Direction
Take the listing and print it in full, exactly as given.

Records
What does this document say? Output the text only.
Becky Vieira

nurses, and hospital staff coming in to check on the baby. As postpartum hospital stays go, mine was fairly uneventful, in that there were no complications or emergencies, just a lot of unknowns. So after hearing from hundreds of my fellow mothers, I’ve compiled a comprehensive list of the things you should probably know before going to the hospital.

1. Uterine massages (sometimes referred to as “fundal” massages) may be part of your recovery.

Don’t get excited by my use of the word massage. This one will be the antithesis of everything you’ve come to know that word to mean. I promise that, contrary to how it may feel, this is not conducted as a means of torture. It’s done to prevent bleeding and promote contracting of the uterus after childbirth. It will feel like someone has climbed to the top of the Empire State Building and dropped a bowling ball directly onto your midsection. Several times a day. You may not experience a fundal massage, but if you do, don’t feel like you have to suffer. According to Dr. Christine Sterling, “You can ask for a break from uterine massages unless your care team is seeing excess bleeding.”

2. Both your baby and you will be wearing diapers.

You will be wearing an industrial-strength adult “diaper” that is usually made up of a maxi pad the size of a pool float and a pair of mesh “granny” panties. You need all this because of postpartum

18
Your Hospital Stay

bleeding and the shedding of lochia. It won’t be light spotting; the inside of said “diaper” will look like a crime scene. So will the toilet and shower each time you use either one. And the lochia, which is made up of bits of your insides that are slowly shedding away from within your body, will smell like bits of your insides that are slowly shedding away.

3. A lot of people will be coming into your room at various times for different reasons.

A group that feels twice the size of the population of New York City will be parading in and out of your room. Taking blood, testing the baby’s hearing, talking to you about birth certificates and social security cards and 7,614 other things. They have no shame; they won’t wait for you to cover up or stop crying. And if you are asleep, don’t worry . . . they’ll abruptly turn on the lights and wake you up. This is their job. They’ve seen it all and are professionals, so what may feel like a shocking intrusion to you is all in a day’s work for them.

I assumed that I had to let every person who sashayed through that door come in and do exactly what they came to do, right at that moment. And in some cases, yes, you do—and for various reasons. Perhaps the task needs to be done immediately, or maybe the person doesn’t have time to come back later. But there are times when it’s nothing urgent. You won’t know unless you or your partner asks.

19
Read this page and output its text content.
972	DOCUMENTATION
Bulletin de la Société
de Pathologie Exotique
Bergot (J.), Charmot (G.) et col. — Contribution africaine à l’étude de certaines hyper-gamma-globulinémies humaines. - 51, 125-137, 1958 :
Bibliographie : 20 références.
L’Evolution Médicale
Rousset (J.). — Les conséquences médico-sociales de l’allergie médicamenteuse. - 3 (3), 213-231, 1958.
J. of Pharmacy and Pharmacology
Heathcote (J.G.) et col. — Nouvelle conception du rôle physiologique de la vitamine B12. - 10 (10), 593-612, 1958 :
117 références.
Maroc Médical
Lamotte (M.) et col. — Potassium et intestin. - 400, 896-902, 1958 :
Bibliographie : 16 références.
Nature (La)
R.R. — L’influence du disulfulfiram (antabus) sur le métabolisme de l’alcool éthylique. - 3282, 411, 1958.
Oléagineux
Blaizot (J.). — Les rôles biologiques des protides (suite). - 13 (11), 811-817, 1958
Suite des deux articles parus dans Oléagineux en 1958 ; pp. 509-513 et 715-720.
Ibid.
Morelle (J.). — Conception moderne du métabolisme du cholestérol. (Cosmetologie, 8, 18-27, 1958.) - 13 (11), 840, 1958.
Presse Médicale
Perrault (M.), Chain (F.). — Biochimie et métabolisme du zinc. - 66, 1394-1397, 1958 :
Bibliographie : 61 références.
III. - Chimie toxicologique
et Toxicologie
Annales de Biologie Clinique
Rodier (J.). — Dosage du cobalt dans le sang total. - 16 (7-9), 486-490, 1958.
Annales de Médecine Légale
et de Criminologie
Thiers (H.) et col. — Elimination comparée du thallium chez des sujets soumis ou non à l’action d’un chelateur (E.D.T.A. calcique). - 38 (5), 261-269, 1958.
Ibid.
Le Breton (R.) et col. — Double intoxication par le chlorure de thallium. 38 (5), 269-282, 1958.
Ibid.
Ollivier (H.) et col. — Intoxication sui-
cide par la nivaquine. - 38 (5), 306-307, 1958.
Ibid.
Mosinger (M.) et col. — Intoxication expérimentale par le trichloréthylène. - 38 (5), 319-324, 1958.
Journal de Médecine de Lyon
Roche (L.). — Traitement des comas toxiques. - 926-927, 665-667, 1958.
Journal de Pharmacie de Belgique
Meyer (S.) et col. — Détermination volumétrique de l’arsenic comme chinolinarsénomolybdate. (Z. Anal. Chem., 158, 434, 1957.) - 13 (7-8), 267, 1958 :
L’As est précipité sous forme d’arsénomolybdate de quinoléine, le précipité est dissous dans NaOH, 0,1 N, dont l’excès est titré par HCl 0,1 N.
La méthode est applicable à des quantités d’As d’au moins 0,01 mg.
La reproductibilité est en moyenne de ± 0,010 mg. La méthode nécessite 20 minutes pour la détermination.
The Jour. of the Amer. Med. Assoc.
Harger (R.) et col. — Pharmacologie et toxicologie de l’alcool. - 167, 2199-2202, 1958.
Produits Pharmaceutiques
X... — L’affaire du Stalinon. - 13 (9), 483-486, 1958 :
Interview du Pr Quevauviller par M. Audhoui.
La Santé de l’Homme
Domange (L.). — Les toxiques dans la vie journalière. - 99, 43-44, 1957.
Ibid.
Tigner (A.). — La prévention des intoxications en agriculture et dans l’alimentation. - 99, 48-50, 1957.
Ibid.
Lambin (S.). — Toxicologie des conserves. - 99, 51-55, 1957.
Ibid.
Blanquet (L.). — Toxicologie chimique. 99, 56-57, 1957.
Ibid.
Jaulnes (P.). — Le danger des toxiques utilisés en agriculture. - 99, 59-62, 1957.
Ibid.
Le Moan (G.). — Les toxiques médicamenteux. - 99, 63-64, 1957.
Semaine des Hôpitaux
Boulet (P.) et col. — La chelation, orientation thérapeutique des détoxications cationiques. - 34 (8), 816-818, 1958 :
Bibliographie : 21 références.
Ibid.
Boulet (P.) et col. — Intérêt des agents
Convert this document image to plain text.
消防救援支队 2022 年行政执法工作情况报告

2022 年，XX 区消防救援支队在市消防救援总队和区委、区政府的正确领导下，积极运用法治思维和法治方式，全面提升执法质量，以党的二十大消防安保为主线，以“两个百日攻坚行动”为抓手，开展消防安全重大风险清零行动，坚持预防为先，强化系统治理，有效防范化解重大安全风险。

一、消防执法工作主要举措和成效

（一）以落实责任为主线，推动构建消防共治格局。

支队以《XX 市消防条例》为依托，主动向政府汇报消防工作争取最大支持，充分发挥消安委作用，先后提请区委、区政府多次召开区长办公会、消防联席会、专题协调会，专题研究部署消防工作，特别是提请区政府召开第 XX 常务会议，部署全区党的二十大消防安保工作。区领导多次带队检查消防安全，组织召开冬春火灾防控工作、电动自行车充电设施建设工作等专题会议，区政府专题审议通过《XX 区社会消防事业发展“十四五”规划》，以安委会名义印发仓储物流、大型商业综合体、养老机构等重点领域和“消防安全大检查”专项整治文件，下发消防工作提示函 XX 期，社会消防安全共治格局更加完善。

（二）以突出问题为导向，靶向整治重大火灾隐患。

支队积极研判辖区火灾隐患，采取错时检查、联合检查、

In response
What does this document say? Output the text only.
Becky Vieira

nurses, and hospital staff coming in to check on the baby. As postpartum hospital stays go, mine was fairly uneventful, in that there were no complications or emergencies, just a lot of unknowns. So after hearing from hundreds of my fellow mothers, I’ve compiled a comprehensive list of the things you should probably know before going to the hospital.

1. Uterine massages (sometimes referred to as “fundal” massages) may be part of your recovery.

Don’t get excited by my use of the word massage. This one will be the antithesis of everything you’ve come to know that word to mean. I promise that, contrary to how it may feel, this is not conducted as a means of torture. It’s done to prevent bleeding and promote contracting of the uterus after childbirth. It will feel like someone has climbed to the top of the Empire State Building and dropped a bowling ball directly onto your midsection. Several times a day. You may not experience a fundal massage, but if you do, don’t feel like you have to suffer. According to Dr. Christine Sterling, “You can ask for a break from uterine massages unless your care team is seeing excess bleeding.”

2. Both your baby and you will be wearing diapers.

You will be wearing an industrial-strength adult “diaper” that is usually made up of a maxi pad the size of a pool float and a pair of mesh “granny” panties. You need all this because of postpartum

18
Your Hospital Stay

bleeding and the shedding of lochia. It won’t be light spotting; the inside of said “diaper” will look like a crime scene. So will the toilet and shower each time you use either one. And the lochia, which is made up of bits of your insides that are slowly shedding away from within your body, will smell like bits of your insides that are slowly shedding away.

3. A lot of people will be coming into your room at various times for different reasons.

A group that feels twice the size of the population of New York City will be parading in and out of your room. Taking blood, testing the baby’s hearing, talking to you about birth certificates and social security cards and 7,614 other things. They have no shame; they won’t wait for you to cover up or stop crying. And if you are asleep, don’t worry . . . they’ll abruptly turn on the lights and wake you up. This is their job. They’ve seen it all and are professionals, so what may feel like a shocking intrusion to you is all in a day’s work for them.

I assumed that I had to let every person who sashayed through that door come in and do exactly what they came to do, right at that moment. And in some cases, yes, you do—and for various reasons. Perhaps the task needs to be done immediately, or maybe the person doesn’t have time to come back later. But there are times when it’s nothing urgent. You won’t know unless you or your partner asks.

19
Read this page and output its text content.
972	DOCUMENTATION
Bulletin de la Société
de Pathologie Exotique
Bergot (J.), Charmot (G.) et col. — Contribution africaine à l’étude de certaines hyper-gamma-globulinémies humaines. - 51, 125-137, 1958 :
Bibliographie : 20 références.
L’Evolution Médicale
Rousset (J.). — Les conséquences médico-sociales de l’allergie médicamenteuse. - 3 (3), 213-231, 1958.
J. of Pharmacy and Pharmacology
Heathcote (J.G.) et col. — Nouvelle conception du rôle physiologique de la vitamine B12. - 10 (10), 593-612, 1958 :
117 références.
Maroc Médical
Lamotte (M.) et col. — Potassium et intestin. - 400, 896-902, 1958 :
Bibliographie : 16 références.
Nature (La)
R.R. — L’influence du disulfulfiram (antabus) sur le métabolisme de l’alcool éthylique. - 3282, 411, 1958.
Oléagineux
Blaizot (J.). — Les rôles biologiques des protides (suite). - 13 (11), 811-817, 1958
Suite des deux articles parus dans Oléagineux en 1958 ; pp. 509-513 et 715-720.
Ibid.
Morelle (J.). — Conception moderne du métabolisme du cholestérol. (Cosmetologie, 8, 18-27, 1958.) - 13 (11), 840, 1958.
Presse Médicale
Perrault (M.), Chain (F.). — Biochimie et métabolisme du zinc. - 66, 1394-1397, 1958 :
Bibliographie : 61 références.
III. - Chimie toxicologique
et Toxicologie
Annales de Biologie Clinique
Rodier (J.). — Dosage du cobalt dans le sang total. - 16 (7-9), 486-490, 1958.
Annales de Médecine Légale
et de Criminologie
Thiers (H.) et col. — Elimination comparée du thallium chez des sujets soumis ou non à l’action d’un chelateur (E.D.T.A. calcique). - 38 (5), 261-269, 1958.
Ibid.
Le Breton (R.) et col. — Double intoxication par le chlorure de thallium. 38 (5), 269-282, 1958.
Ibid.
Ollivier (H.) et col. — Intoxication sui-
cide par la nivaquine. - 38 (5), 306-307, 1958.
Ibid.
Mosinger (M.) et col. — Intoxication expérimentale par le trichloréthylène. - 38 (5), 319-324, 1958.
Journal de Médecine de Lyon
Roche (L.). — Traitement des comas toxiques. - 926-927, 665-667, 1958.
Journal de Pharmacie de Belgique
Meyer (S.) et col. — Détermination volumétrique de l’arsenic comme chinolinarsénomolybdate. (Z. Anal. Chem., 158, 434, 1957.) - 13 (7-8), 267, 1958 :
L’As est précipité sous forme d’arsénomolybdate de quinoléine, le précipité est dissous dans NaOH, 0,1 N, dont l’excès est titré par HCl 0,1 N.
La méthode est applicable à des quantités d’As d’au moins 0,01 mg.
La reproductibilité est en moyenne de ± 0,010 mg. La méthode nécessite 20 minutes pour la détermination.
The Jour. of the Amer. Med. Assoc.
Harger (R.) et col. — Pharmacologie et toxicologie de l’alcool. - 167, 2199-2202, 1958.
Produits Pharmaceutiques
X... — L’affaire du Stalinon. - 13 (9), 483-486, 1958 :
Interview du Pr Quevauviller par M. Audhoui.
La Santé de l’Homme
Domange (L.). — Les toxiques dans la vie journalière. - 99, 43-44, 1957.
Ibid.
Tigner (A.). — La prévention des intoxications en agriculture et dans l’alimentation. - 99, 48-50, 1957.
Ibid.
Lambin (S.). — Toxicologie des conserves. - 99, 51-55, 1957.
Ibid.
Blanquet (L.). — Toxicologie chimique. 99, 56-57, 1957.
Ibid.
Jaulnes (P.). — Le danger des toxiques utilisés en agriculture. - 99, 59-62, 1957.
Ibid.
Le Moan (G.). — Les toxiques médicamenteux. - 99, 63-64, 1957.
Semaine des Hôpitaux
Boulet (P.) et col. — La chelation, orientation thérapeutique des détoxications cationiques. - 34 (8), 816-818, 1958 :
Bibliographie : 21 références.
Ibid.
Boulet (P.) et col. — Intérêt des agents
Convert this document image to plain text.
消防救援支队 2022 年行政执法工作情况报告

2022 年，XX 区消防救援支队在市消防救援总队和区委、区政府的正确领导下，积极运用法治思维和法治方式，全面提升执法质量，以党的二十大消防安保为主线，以“两个百日攻坚行动”为抓手，开展消防安全重大风险清零行动，坚持预防为先，强化系统治理，有效防范化解重大安全风险。

一、消防执法工作主要举措和成效

（一）以落实责任为主线，推动构建消防共治格局。

支队以《XX 市消防条例》为依托，主动向政府汇报消防工作争取最大支持，充分发挥消安委作用，先后提请区委、区政府多次召开区长办公会、消防联席会、专题协调会，专题研究部署消防工作，特别是提请区政府召开第 XX 常务会议，部署全区党的二十大消防安保工作。区领导多次带队检查消防安全，组织召开冬春火灾防控工作、电动自行车充电设施建设工作等专题会议，区政府专题审议通过《XX 区社会消防事业发展“十四五”规划》，以安委会名义印发仓储物流、大型商业综合体、养老机构等重点领域和“消防安全大检查”专项整治文件，下发消防工作提示函 XX 期，社会消防安全共治格局更加完善。

（二）以突出问题为导向，靶向整治重大火灾隐患。

支队积极研判辖区火灾隐患，采取错时检查、联合检查、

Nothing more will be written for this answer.